### INSTRUCTION
Your task is to print every entry below exactly as given.

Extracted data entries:
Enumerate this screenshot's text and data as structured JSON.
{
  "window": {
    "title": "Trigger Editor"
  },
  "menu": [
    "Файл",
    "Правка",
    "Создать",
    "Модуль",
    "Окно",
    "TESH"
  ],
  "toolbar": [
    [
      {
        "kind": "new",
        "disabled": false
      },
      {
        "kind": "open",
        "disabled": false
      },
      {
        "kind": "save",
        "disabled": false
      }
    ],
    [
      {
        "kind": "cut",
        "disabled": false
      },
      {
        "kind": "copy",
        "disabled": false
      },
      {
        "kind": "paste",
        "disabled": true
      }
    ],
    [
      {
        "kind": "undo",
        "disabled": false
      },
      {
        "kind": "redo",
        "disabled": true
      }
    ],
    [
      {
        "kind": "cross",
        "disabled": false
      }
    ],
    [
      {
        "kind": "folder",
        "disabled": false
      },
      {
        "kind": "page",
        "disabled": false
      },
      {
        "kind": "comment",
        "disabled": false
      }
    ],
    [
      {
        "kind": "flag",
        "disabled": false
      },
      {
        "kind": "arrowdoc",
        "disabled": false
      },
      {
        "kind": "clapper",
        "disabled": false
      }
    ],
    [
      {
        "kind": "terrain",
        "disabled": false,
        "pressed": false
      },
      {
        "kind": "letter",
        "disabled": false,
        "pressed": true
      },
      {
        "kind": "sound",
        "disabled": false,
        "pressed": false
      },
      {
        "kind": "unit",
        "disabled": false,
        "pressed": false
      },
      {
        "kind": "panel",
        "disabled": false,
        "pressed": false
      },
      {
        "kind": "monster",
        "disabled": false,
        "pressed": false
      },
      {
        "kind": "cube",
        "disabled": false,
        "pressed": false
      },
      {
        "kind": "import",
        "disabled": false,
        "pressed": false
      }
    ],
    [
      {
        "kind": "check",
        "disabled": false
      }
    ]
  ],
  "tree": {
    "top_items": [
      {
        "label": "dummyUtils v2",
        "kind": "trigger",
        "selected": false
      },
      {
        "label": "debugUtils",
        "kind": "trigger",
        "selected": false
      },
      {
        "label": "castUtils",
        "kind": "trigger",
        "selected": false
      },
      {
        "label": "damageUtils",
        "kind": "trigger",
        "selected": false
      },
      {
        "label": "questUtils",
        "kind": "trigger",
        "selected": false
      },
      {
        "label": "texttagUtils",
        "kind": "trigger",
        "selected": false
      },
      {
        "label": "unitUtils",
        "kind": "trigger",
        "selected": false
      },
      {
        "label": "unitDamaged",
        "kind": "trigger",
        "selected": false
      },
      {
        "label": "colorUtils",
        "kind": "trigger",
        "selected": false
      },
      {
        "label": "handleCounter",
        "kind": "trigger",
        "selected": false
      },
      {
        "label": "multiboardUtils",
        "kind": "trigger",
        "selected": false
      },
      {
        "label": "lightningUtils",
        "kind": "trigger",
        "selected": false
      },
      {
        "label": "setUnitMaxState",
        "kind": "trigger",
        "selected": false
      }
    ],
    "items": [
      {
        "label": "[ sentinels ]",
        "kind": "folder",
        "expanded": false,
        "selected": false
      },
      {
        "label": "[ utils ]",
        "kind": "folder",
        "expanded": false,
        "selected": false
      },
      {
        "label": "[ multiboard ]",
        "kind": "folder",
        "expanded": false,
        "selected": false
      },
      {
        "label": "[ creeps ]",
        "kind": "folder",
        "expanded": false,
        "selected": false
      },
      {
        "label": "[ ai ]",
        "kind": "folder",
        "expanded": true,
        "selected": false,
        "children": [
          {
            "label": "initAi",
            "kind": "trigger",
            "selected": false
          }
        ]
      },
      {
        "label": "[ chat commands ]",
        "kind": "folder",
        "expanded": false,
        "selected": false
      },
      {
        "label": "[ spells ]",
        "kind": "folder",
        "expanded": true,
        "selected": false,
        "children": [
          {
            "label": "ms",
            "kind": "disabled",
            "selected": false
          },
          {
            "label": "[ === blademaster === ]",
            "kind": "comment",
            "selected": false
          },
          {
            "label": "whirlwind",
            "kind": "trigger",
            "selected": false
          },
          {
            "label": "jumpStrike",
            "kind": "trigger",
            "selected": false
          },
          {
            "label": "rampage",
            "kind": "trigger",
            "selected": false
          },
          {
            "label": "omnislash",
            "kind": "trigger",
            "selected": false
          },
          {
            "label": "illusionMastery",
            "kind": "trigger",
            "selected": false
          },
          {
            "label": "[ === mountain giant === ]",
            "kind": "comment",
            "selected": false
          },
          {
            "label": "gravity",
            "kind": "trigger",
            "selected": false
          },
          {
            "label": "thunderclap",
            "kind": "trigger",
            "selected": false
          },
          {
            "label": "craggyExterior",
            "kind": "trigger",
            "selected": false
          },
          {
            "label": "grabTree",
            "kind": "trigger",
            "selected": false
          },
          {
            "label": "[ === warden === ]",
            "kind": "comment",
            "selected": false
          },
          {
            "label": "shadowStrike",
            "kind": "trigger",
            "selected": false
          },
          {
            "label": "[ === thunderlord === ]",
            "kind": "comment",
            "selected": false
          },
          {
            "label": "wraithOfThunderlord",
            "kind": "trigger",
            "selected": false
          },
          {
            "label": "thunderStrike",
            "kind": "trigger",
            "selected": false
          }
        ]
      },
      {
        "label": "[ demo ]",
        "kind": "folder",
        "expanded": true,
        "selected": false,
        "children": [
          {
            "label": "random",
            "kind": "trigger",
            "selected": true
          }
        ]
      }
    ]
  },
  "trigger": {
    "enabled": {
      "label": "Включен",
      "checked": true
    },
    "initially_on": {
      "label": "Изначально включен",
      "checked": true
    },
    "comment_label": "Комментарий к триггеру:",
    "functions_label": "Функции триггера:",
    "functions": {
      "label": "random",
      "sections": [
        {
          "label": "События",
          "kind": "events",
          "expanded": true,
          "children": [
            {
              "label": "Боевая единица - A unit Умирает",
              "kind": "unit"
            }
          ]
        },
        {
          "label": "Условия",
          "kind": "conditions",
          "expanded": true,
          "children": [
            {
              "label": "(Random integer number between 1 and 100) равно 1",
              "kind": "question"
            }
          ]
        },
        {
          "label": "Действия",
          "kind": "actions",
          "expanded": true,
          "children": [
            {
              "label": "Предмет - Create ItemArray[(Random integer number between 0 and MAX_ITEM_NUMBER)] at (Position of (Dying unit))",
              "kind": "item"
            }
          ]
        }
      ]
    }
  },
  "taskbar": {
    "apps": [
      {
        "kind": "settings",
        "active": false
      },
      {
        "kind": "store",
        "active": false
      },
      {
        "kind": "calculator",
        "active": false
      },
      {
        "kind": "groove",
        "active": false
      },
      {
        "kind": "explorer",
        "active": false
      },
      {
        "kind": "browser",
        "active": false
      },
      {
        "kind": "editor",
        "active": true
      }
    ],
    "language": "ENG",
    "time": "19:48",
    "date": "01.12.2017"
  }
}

### FINAL RESULT
Enumerate this screenshot's text and data as structured JSON.
{
  "window": {
    "title": "Trigger Editor"
  },
  "menu": [
    "Файл",
    "Правка",
    "Создать",
    "Модуль",
    "Окно",
    "TESH"
  ],
  "toolbar": [
    [
      {
        "kind": "new",
        "disabled": false
      },
      {
        "kind": "open",
        "disabled": false
      },
      {
        "kind": "save",
        "disabled": false
      }
    ],
    [
      {
        "kind": "cut",
        "disabled": false
      },
      {
        "kind": "copy",
        "disabled": false
      },
      {
        "kind": "paste",
        "disabled": true
      }
    ],
    [
      {
        "kind": "undo",
        "disabled": false
      },
      {
        "kind": "redo",
        "disabled": true
      }
    ],
    [
      {
        "kind": "cross",
        "disabled": false
      }
    ],
    [
      {
        "kind": "folder",
        "disabled": false
      },
      {
        "kind": "page",
        "disabled": false
      },
      {
        "kind": "comment",
        "disabled": false
      }
    ],
    [
      {
        "kind": "flag",
        "disabled": false
      },
      {
        "kind": "arrowdoc",
        "disabled": false
      },
      {
        "kind": "clapper",
        "disabled": false
      }
    ],
    [
      {
        "kind": "terrain",
        "disabled": false,
        "pressed": false
      },
      {
        "kind": "letter",
        "disabled": false,
        "pressed": true
      },
      {
        "kind": "sound",
        "disabled": false,
        "pressed": false
      },
      {
        "kind": "unit",
        "disabled": false,
        "pressed": false
      },
      {
        "kind": "panel",
        "disabled": false,
        "pressed": false
      },
      {
        "kind": "monster",
        "disabled": false,
        "pressed": false
      },
      {
        "kind": "cube",
        "disabled": false,
        "pressed": false
      },
      {
        "kind": "import",
        "disabled": false,
        "pressed": false
      }
    ],
    [
      {
        "kind": "check",
        "disabled": false
      }
    ]
  ],
  "tree": {
    "top_items": [
      {
        "label": "dummyUtils v2",
        "kind": "trigger",
        "selected": false
      },
      {
        "label": "debugUtils",
        "kind": "trigger",
        "selected": false
      },
      {
        "label": "castUtils",
        "kind": "trigger",
        "selected": false
      },
      {
        "label": "damageUtils",
        "kind": "trigger",
        "selected": false
      },
      {
        "label": "questUtils",
        "kind": "trigger",
        "selected": false
      },
      {
        "label": "texttagUtils",
        "kind": "trigger",
        "selected": false
      },
      {
        "label": "unitUtils",
        "kind": "trigger",
        "selected": false
      },
      {
        "label": "unitDamaged",
        "kind": "trigger",
        "selected": false
      },
      {
        "label": "colorUtils",
        "kind": "trigger",
        "selected": false
      },
      {
        "label": "handleCounter",
        "kind": "trigger",
        "selected": false
      },
      {
        "label": "multiboardUtils",
        "kind": "trigger",
        "selected": false
      },
      {
        "label": "lightningUtils",
        "kind": "trigger",
        "selected": false
      },
      {
        "label": "setUnitMaxState",
        "kind": "trigger",
        "selected": false
      }
    ],
    "items": [
      {
        "label": "[ sentinels ]",
        "kind": "folder",
        "expanded": false,
        "selected": false
      },
      {
        "label": "[ utils ]",
        "kind": "folder",
        "expanded": false,
        "selected": false
      },
      {
        "label": "[ multiboard ]",
        "kind": "folder",
        "expanded": false,
        "selected": false
      },
      {
        "label": "[ creeps ]",
        "kind": "folder",
        "expanded": false,
        "selected": false
      },
      {
        "label": "[ ai ]",
        "kind": "folder",
        "expanded": true,
        "selected": false,
        "children": [
          {
            "label": "initAi",
            "kind": "trigger",
            "selected": false
          }
        ]
      },
      {
        "label": "[ chat commands ]",
        "kind": "folder",
        "expanded": false,
        "selected": false
      },
      {
        "label": "[ spells ]",
        "kind": "folder",
        "expanded": true,
        "selected": false,
        "children": [
          {
            "label": "ms",
            "kind": "disabled",
            "selected": false
          },
          {
            "label": "[ === blademaster === ]",
            "kind": "comment",
            "selected": false
          },
          {
            "label": "whirlwind",
            "kind": "trigger",
            "selected": false
          },
          {
            "label": "jumpStrike",
            "kind": "trigger",
            "selected": false
          },
          {
            "label": "rampage",
            "kind": "trigger",
            "selected": false
          },
          {
            "label": "omnislash",
            "kind": "trigger",
            "selected": false
          },
          {
            "label": "illusionMastery",
            "kind": "trigger",
            "selected": false
          },
          {
            "label": "[ === mountain giant === ]",
            "kind": "comment",
            "selected": false
          },
          {
            "label": "gravity",
            "kind": "trigger",
            "selected": false
          },
          {
            "label": "thunderclap",
            "kind": "trigger",
            "selected": false
          },
          {
            "label": "craggyExterior",
            "kind": "trigger",
            "selected": false
          },
          {
            "label": "grabTree",
            "kind": "trigger",
            "selected": false
          },
          {
            "label": "[ === warden === ]",
            "kind": "comment",
            "selected": false
          },
          {
            "label": "shadowStrike",
            "kind": "trigger",
            "selected": false
          },
          {
            "label": "[ === thunderlord === ]",
            "kind": "comment",
            "selected": false
          },
          {
            "label": "wraithOfThunderlord",
            "kind": "trigger",
            "selected": false
          },
          {
            "label": "thunderStrike",
            "kind": "trigger",
            "selected": false
          }
        ]
      },
      {
        "label": "[ demo ]",
        "kind": "folder",
        "expanded": true,
        "selected": false,
        "children": [
          {
            "label": "random",
            "kind": "trigger",
            "selected": true
          }
        ]
      }
    ]
  },
  "trigger": {
    "enabled": {
      "label": "Включен",
      "checked": true
    },
    "initially_on": {
      "label": "Изначально включен",
      "checked": true
    },
    "comment_label": "Комментарий к триггеру:",
    "functions_label": "Функции триггера:",
    "functions": {
      "label": "random",
      "sections": [
        {
          "label": "События",
          "kind": "events",
          "expanded": true,
          "children": [
            {
              "label": "Боевая единица - A unit Умирает",
              "kind": "unit"
            }
          ]
        },
        {
          "label": "Условия",
          "kind": "conditions",
          "expanded": true,
          "children": [
            {
              "label": "(Random integer number between 1 and 100) равно 1",
              "kind": "question"
            }
          ]
        },
        {
          "label": "Действия",
          "kind": "actions",
          "expanded": true,
          "children": [
            {
              "label": "Предмет - Create ItemArray[(Random integer number between 0 and MAX_ITEM_NUMBER)] at (Position of (Dying unit))",
              "kind": "item"
            }
          ]
        }
      ]
    }
  },
  "taskbar": {
    "apps": [
      {
        "kind": "settings",
        "active": false
      },
      {
        "kind": "store",
        "active": false
      },
      {
        "kind": "calculator",
        "active": false
      },
      {
        "kind": "groove",
        "active": false
      },
      {
        "kind": "explorer",
        "active": false
      },
      {
        "kind": "browser",
        "active": false
      },
      {
        "kind": "editor",
        "active": true
      }
    ],
    "language": "ENG",
    "time": "19:48",
    "date": "01.12.2017"
  }
}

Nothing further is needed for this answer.